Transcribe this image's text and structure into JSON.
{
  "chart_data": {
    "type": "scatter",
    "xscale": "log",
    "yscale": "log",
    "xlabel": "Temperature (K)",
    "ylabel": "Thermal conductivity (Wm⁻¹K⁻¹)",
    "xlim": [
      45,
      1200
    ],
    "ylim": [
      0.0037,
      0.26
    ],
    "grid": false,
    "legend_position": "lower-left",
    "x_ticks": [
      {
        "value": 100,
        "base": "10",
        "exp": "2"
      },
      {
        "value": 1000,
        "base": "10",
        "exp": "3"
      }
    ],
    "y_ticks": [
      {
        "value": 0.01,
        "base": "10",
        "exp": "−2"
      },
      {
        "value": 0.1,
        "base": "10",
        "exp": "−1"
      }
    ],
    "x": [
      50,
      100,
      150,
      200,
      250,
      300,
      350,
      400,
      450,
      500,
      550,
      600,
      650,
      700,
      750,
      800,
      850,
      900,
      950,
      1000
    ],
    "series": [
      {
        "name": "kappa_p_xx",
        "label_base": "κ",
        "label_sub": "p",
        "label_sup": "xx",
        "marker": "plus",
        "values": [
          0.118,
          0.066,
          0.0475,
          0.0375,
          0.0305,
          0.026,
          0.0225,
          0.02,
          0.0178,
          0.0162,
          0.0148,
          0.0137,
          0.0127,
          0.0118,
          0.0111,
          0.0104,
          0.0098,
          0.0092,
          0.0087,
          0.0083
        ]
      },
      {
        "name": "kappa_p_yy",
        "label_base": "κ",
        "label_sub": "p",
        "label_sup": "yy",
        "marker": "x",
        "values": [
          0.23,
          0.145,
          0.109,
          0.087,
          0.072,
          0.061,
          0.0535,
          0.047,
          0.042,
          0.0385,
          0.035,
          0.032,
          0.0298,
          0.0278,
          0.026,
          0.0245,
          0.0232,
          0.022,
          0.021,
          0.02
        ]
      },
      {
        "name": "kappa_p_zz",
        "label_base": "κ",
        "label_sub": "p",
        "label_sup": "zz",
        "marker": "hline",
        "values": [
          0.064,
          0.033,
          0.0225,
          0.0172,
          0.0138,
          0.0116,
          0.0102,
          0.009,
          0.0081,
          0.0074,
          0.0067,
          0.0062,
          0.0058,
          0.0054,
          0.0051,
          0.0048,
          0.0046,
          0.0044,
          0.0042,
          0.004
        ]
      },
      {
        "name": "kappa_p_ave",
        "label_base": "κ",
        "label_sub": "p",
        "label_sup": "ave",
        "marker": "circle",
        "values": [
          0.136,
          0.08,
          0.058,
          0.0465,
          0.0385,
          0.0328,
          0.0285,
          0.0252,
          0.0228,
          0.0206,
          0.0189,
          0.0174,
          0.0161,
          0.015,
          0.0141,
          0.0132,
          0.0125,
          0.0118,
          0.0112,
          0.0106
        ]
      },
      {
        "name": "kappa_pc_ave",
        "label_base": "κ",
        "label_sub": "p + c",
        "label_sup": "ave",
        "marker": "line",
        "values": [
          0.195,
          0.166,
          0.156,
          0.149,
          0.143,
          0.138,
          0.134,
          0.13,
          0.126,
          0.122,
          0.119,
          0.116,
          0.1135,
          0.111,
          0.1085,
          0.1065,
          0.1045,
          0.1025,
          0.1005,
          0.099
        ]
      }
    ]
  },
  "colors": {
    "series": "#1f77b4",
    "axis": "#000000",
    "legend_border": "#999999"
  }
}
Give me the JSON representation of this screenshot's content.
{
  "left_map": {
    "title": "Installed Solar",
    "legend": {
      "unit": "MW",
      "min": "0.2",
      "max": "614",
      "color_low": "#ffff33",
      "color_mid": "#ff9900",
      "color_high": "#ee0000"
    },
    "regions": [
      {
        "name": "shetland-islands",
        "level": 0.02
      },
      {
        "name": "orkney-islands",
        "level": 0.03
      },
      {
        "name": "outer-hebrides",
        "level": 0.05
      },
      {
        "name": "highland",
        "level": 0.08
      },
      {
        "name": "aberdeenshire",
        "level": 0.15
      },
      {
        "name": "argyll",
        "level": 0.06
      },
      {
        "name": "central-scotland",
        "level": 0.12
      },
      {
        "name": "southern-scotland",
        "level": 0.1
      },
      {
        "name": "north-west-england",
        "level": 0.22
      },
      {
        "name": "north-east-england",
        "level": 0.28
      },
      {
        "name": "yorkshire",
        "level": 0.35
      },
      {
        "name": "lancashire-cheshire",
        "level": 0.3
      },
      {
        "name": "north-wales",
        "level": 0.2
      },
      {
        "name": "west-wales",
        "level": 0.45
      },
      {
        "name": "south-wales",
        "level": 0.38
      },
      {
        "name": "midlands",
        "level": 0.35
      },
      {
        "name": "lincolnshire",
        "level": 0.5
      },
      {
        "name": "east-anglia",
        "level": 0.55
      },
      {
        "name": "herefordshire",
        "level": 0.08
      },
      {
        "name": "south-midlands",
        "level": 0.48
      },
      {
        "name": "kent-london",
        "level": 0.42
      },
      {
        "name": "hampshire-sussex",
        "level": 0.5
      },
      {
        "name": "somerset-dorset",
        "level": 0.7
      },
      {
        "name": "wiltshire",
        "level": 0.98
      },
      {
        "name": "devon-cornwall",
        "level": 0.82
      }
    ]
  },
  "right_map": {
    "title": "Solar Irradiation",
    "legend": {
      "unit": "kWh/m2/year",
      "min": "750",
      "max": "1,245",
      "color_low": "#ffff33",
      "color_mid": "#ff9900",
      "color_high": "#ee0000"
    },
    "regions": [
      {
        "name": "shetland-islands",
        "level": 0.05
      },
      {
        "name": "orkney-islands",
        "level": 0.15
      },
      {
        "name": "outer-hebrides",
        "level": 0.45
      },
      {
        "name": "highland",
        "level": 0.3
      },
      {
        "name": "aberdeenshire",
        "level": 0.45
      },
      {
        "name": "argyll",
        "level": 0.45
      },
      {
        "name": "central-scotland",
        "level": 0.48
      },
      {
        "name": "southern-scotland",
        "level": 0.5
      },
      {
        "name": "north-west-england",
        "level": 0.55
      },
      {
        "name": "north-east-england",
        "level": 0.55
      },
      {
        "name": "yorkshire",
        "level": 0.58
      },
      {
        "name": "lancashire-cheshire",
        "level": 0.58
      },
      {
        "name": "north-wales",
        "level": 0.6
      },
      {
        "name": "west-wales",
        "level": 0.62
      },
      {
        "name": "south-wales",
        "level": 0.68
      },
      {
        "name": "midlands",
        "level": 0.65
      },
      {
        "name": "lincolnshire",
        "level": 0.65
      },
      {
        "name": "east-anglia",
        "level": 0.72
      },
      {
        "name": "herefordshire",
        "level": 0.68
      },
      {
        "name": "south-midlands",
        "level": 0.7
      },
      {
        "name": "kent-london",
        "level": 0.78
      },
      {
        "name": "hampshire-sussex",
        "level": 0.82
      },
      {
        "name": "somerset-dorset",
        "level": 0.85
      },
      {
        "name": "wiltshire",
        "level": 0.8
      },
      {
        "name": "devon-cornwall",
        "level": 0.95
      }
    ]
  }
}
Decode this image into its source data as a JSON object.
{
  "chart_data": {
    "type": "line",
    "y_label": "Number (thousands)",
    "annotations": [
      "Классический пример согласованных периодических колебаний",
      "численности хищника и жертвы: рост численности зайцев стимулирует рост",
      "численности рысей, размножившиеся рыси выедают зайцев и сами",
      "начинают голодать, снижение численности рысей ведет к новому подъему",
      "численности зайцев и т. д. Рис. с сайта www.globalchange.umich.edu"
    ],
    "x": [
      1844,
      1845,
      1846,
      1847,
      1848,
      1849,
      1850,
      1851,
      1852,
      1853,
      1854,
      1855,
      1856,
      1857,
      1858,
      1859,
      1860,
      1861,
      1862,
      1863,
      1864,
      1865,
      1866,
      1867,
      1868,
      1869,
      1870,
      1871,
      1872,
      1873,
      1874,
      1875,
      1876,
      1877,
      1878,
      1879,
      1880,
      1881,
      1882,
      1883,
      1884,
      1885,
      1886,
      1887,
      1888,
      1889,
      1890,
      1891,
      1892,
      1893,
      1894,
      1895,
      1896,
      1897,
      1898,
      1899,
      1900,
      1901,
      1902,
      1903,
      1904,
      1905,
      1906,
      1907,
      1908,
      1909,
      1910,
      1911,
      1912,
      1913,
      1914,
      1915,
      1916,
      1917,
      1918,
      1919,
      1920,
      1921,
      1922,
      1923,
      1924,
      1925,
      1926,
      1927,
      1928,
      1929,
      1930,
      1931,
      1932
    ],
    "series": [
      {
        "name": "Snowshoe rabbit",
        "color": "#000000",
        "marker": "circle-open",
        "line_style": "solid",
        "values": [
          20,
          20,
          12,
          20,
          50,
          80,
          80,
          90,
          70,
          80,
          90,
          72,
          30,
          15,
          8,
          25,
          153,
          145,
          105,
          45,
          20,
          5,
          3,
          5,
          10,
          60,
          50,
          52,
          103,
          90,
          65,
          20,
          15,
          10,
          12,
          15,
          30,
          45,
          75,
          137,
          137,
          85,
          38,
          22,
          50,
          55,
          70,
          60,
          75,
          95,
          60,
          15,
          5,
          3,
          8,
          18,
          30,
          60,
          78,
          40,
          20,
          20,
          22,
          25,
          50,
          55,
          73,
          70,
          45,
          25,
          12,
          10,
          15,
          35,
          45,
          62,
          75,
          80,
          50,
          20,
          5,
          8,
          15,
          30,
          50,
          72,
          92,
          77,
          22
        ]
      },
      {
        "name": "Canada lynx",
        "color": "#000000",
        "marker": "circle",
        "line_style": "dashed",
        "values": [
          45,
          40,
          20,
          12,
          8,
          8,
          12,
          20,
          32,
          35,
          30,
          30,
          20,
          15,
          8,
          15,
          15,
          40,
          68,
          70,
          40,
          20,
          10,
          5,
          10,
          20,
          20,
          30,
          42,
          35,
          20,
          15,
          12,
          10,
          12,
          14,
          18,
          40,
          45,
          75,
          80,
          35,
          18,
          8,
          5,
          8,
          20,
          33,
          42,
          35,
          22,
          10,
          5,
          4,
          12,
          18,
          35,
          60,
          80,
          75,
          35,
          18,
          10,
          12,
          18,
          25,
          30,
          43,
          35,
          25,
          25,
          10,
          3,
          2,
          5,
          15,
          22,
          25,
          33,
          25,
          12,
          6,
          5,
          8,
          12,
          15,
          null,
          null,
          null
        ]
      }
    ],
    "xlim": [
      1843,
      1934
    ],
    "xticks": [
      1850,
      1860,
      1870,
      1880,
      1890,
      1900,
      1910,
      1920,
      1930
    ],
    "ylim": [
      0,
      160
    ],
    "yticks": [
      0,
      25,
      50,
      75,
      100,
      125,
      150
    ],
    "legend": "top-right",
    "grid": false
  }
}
###
▶ **What is required**
Single out each line of the records above with the string "image" in it, and copy it.

▶ **Response**
Transcribe this image's text and structure into JSON.
Decode this image into its source data as a JSON object.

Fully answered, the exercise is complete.